----- Task data

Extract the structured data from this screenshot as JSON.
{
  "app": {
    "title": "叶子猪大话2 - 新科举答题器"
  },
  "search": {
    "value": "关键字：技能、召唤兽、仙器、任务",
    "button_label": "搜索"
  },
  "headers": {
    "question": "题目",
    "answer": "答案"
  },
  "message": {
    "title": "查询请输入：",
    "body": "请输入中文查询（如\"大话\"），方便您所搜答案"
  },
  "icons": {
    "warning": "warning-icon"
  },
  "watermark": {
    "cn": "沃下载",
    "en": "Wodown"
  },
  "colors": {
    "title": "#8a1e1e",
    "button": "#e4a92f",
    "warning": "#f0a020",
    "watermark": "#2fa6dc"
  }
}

----------

> [Exercise brief]:
Repeat all of the records above exactly as written.

> [Output of the exercise]:
Extract the structured data from this screenshot as JSON.
{
  "app": {
    "title": "叶子猪大话2 - 新科举答题器"
  },
  "search": {
    "value": "关键字：技能、召唤兽、仙器、任务",
    "button_label": "搜索"
  },
  "headers": {
    "question": "题目",
    "answer": "答案"
  },
  "message": {
    "title": "查询请输入：",
    "body": "请输入中文查询（如\"大话\"），方便您所搜答案"
  },
  "icons": {
    "warning": "warning-icon"
  },
  "watermark": {
    "cn": "沃下载",
    "en": "Wodown"
  },
  "colors": {
    "title": "#8a1e1e",
    "button": "#e4a92f",
    "warning": "#f0a020",
    "watermark": "#2fa6dc"
  }
}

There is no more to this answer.